Retype the records below exactly as they appear.

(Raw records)
■ ■ ■ ■ ■
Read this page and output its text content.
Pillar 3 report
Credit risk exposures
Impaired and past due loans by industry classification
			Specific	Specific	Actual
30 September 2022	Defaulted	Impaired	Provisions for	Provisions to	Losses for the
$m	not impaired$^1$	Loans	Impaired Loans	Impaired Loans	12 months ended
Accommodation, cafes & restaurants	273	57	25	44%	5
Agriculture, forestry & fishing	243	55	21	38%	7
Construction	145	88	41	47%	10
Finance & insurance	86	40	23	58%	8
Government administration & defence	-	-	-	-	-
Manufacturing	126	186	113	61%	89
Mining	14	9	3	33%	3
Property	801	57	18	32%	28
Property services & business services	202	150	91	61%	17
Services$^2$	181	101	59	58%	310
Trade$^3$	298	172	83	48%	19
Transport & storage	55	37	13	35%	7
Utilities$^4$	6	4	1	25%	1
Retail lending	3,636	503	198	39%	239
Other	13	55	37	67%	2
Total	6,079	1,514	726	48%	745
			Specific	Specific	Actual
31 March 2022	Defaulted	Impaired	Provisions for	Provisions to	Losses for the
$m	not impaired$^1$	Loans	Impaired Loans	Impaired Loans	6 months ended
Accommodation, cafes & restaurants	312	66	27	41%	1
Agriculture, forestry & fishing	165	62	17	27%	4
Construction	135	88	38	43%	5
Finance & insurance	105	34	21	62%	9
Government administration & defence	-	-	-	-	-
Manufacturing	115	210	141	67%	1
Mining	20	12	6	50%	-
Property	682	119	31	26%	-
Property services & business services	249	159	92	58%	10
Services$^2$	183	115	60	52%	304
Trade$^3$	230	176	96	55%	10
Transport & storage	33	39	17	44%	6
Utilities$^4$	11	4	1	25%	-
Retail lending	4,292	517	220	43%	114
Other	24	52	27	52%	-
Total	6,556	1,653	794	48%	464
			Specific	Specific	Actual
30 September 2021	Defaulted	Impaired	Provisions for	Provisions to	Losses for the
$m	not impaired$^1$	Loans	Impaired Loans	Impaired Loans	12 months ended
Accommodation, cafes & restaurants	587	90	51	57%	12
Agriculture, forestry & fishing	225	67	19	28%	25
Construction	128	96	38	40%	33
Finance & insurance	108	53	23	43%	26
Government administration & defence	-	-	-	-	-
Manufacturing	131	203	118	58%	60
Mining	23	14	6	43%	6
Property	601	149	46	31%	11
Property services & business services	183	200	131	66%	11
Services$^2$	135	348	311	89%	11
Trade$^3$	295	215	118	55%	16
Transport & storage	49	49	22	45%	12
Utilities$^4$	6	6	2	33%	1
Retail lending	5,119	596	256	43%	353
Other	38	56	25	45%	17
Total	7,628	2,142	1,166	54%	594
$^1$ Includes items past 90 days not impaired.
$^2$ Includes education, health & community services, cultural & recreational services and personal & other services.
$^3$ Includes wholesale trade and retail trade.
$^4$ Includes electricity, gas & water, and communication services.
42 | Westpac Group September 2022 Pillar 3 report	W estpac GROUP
■ ■ ■ ■ ■
● **Result**:
Read this page and output its text content.
Pillar 3 report
Credit risk exposures
Impaired and past due loans by industry classification
			Specific	Specific	Actual
30 September 2022	Defaulted	Impaired	Provisions for	Provisions to	Losses for the
$m	not impaired$^1$	Loans	Impaired Loans	Impaired Loans	12 months ended
Accommodation, cafes & restaurants	273	57	25	44%	5
Agriculture, forestry & fishing	243	55	21	38%	7
Construction	145	88	41	47%	10
Finance & insurance	86	40	23	58%	8
Government administration & defence	-	-	-	-	-
Manufacturing	126	186	113	61%	89
Mining	14	9	3	33%	3
Property	801	57	18	32%	28
Property services & business services	202	150	91	61%	17
Services$^2$	181	101	59	58%	310
Trade$^3$	298	172	83	48%	19
Transport & storage	55	37	13	35%	7
Utilities$^4$	6	4	1	25%	1
Retail lending	3,636	503	198	39%	239
Other	13	55	37	67%	2
Total	6,079	1,514	726	48%	745
			Specific	Specific	Actual
31 March 2022	Defaulted	Impaired	Provisions for	Provisions to	Losses for the
$m	not impaired$^1$	Loans	Impaired Loans	Impaired Loans	6 months ended
Accommodation, cafes & restaurants	312	66	27	41%	1
Agriculture, forestry & fishing	165	62	17	27%	4
Construction	135	88	38	43%	5
Finance & insurance	105	34	21	62%	9
Government administration & defence	-	-	-	-	-
Manufacturing	115	210	141	67%	1
Mining	20	12	6	50%	-
Property	682	119	31	26%	-
Property services & business services	249	159	92	58%	10
Services$^2$	183	115	60	52%	304
Trade$^3$	230	176	96	55%	10
Transport & storage	33	39	17	44%	6
Utilities$^4$	11	4	1	25%	-
Retail lending	4,292	517	220	43%	114
Other	24	52	27	52%	-
Total	6,556	1,653	794	48%	464
			Specific	Specific	Actual
30 September 2021	Defaulted	Impaired	Provisions for	Provisions to	Losses for the
$m	not impaired$^1$	Loans	Impaired Loans	Impaired Loans	12 months ended
Accommodation, cafes & restaurants	587	90	51	57%	12
Agriculture, forestry & fishing	225	67	19	28%	25
Construction	128	96	38	40%	33
Finance & insurance	108	53	23	43%	26
Government administration & defence	-	-	-	-	-
Manufacturing	131	203	118	58%	60
Mining	23	14	6	43%	6
Property	601	149	46	31%	11
Property services & business services	183	200	131	66%	11
Services$^2$	135	348	311	89%	11
Trade$^3$	295	215	118	55%	16
Transport & storage	49	49	22	45%	12
Utilities$^4$	6	6	2	33%	1
Retail lending	5,119	596	256	43%	353
Other	38	56	25	45%	17
Total	7,628	2,142	1,166	54%	594
$^1$ Includes items past 90 days not impaired.
$^2$ Includes education, health & community services, cultural & recreational services and personal & other services.
$^3$ Includes wholesale trade and retail trade.
$^4$ Includes electricity, gas & water, and communication services.
42 | Westpac Group September 2022 Pillar 3 report	W estpac GROUP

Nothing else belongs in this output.